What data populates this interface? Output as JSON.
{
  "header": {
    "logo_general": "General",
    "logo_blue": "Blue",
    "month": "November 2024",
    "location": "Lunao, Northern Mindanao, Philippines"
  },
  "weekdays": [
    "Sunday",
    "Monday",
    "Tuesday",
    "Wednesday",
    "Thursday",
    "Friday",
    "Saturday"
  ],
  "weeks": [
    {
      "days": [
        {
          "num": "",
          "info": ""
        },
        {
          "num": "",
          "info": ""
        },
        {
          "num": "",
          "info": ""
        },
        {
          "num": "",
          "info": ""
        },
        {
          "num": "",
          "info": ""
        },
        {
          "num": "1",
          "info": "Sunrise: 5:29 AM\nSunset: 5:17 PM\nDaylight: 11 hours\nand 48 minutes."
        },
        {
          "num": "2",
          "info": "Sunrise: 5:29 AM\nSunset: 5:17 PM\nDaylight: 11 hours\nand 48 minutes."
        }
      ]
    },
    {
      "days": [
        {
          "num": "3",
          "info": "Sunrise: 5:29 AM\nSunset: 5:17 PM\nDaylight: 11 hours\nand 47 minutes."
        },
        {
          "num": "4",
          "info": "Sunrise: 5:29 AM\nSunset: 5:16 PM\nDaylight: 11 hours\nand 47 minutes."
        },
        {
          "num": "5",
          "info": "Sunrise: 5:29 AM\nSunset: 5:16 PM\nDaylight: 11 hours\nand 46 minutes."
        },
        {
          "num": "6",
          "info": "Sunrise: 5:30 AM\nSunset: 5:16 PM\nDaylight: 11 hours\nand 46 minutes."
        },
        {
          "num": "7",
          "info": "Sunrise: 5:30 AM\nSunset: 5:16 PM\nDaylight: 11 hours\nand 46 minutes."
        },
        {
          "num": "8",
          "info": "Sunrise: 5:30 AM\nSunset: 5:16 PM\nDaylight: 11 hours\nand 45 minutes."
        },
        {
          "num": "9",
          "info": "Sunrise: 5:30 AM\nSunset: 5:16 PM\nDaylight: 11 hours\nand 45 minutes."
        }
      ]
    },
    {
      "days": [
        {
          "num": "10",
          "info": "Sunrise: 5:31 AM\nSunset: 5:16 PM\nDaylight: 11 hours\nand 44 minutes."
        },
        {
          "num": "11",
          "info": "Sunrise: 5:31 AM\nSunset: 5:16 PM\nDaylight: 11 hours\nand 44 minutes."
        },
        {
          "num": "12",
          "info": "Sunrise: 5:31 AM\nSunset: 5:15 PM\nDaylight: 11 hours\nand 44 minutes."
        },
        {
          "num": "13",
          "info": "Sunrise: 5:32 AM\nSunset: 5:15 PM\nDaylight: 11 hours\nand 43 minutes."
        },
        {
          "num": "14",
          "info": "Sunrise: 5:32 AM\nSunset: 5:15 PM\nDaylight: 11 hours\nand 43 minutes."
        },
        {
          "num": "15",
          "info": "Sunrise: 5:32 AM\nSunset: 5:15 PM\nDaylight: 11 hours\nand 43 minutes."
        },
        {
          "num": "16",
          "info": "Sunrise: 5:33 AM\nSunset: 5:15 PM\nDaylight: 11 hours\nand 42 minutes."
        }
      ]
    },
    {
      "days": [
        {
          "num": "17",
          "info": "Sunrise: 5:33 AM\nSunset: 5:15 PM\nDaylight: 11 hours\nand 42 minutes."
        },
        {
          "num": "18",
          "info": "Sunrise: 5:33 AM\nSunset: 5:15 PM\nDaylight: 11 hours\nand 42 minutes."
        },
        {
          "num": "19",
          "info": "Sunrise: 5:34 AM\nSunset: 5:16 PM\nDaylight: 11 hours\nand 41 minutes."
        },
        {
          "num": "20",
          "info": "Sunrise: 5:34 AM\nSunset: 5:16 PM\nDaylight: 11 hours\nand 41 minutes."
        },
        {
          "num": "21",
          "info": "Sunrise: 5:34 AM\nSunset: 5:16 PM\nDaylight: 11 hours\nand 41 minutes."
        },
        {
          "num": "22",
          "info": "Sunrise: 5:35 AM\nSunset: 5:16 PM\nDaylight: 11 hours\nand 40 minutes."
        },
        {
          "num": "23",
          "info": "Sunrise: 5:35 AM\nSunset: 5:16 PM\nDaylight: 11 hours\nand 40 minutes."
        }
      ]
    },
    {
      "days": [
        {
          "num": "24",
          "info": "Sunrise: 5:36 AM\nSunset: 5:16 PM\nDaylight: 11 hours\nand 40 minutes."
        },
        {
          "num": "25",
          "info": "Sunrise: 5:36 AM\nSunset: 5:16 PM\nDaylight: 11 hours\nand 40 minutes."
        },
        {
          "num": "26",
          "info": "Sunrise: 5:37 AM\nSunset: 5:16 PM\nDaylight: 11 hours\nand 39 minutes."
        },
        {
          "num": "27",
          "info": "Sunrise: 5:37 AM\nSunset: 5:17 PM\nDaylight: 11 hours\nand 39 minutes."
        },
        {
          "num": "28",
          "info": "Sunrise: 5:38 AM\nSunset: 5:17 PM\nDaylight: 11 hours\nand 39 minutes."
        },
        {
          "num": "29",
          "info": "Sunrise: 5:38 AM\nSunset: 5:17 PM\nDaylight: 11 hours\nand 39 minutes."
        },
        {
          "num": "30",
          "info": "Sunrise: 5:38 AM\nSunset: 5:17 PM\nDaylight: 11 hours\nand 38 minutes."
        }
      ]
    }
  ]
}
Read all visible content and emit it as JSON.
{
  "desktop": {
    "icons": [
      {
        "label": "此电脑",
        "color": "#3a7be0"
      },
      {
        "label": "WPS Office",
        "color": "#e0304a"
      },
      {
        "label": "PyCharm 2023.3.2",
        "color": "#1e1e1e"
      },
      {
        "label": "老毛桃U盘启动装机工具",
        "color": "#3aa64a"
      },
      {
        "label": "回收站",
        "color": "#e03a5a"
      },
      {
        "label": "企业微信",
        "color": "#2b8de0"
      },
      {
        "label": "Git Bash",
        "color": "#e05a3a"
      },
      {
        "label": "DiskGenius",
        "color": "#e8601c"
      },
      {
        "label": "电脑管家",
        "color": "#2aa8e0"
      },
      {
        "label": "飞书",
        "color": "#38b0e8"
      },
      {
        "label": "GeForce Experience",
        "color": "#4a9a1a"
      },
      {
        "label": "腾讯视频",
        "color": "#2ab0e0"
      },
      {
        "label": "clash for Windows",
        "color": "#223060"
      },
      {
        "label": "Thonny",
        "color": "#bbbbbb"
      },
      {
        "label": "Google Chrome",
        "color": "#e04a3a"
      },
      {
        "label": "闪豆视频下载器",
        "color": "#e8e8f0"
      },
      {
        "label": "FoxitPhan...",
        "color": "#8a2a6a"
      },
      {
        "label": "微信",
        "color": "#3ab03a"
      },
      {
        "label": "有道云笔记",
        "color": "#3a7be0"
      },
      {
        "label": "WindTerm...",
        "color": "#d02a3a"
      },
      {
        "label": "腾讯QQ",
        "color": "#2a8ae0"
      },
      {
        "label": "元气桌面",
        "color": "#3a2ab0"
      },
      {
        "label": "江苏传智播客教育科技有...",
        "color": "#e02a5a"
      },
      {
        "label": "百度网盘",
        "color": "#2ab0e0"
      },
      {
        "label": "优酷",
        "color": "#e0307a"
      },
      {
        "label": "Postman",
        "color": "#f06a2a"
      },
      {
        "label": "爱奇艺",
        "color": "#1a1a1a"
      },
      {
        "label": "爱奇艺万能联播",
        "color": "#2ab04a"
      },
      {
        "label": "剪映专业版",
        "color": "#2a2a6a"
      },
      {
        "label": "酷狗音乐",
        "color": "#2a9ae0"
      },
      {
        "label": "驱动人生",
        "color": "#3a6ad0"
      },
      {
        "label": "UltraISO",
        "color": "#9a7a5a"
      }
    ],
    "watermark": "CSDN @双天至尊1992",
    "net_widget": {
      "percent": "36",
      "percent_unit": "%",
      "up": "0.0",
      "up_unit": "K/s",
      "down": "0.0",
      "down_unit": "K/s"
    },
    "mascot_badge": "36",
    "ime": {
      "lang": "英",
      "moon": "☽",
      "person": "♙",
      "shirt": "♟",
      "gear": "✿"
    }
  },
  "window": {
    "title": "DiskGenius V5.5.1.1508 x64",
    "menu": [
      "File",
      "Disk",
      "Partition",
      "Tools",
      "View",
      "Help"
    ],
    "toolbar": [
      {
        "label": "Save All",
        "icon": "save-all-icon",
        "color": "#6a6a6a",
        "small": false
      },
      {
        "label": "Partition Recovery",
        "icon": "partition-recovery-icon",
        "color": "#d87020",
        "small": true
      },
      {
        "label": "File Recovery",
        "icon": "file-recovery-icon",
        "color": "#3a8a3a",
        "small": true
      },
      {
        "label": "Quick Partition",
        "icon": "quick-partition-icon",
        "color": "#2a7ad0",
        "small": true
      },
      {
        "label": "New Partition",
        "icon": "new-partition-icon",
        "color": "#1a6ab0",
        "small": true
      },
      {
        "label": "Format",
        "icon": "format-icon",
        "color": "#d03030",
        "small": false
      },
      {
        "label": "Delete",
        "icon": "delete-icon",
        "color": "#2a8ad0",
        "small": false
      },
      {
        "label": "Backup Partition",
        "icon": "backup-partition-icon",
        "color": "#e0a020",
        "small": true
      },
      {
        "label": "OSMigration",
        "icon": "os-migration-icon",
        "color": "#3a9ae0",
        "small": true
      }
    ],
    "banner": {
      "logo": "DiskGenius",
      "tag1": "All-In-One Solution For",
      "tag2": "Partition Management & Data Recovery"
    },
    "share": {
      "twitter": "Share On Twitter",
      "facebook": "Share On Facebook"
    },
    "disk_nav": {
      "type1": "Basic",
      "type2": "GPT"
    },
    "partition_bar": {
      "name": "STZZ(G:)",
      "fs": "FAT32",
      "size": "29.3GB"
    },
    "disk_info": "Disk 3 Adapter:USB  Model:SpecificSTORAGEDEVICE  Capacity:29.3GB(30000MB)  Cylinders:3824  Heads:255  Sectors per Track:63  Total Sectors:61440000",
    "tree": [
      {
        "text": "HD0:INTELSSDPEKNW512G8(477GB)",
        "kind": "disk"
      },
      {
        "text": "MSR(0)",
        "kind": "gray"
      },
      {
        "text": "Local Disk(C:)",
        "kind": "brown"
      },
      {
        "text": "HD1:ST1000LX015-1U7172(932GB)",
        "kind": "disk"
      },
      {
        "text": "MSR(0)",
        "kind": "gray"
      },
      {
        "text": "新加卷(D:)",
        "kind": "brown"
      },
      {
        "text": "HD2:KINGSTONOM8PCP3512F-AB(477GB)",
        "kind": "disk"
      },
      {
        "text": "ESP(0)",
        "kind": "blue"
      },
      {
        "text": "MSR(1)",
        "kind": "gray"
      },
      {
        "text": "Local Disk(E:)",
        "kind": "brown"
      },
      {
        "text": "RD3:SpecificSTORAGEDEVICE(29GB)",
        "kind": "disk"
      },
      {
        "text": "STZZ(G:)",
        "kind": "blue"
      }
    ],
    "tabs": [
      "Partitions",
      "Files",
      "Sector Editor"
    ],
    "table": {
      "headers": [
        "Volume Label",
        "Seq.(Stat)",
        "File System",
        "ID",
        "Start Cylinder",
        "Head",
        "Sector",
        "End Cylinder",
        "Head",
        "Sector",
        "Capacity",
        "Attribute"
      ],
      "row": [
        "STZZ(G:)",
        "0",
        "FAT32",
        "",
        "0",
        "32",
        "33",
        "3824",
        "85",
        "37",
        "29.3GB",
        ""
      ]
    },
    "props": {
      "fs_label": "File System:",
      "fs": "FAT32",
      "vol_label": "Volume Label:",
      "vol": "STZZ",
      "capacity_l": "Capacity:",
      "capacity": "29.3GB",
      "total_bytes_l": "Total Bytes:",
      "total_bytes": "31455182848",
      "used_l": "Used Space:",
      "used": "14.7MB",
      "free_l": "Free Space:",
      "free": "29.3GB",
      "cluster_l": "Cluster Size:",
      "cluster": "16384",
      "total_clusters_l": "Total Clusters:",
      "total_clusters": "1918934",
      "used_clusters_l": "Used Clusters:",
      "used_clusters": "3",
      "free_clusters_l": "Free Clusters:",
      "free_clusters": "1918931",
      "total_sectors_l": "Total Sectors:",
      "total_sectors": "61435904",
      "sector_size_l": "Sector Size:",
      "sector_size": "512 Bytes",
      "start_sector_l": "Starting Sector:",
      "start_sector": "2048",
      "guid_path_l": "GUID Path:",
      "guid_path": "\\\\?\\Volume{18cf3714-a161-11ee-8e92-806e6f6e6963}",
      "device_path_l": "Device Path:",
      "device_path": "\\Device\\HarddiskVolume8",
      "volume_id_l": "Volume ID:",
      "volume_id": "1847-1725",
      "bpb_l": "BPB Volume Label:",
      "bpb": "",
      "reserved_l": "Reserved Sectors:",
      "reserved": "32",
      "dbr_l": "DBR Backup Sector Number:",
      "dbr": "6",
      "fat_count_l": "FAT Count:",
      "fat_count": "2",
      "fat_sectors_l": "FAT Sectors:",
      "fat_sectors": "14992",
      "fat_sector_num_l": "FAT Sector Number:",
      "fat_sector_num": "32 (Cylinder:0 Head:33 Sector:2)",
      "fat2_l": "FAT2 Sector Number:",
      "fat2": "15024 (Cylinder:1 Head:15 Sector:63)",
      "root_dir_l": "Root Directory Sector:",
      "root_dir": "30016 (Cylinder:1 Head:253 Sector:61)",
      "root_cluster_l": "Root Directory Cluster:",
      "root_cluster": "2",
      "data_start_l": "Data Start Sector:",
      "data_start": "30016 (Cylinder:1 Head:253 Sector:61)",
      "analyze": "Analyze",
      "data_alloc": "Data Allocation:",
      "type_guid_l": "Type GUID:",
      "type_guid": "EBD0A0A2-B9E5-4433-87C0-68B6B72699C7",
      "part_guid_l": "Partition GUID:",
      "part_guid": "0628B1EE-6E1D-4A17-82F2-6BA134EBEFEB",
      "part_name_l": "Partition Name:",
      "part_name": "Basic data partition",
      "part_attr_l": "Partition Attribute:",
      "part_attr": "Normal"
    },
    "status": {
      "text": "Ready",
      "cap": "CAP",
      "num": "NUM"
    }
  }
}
• • • • •
**Problem statement:** Lines from the records above that hold "Attribute" are the ones to list.

**Result:**
        "Attribute"
      "part_attr_l": "Partition Attribute:",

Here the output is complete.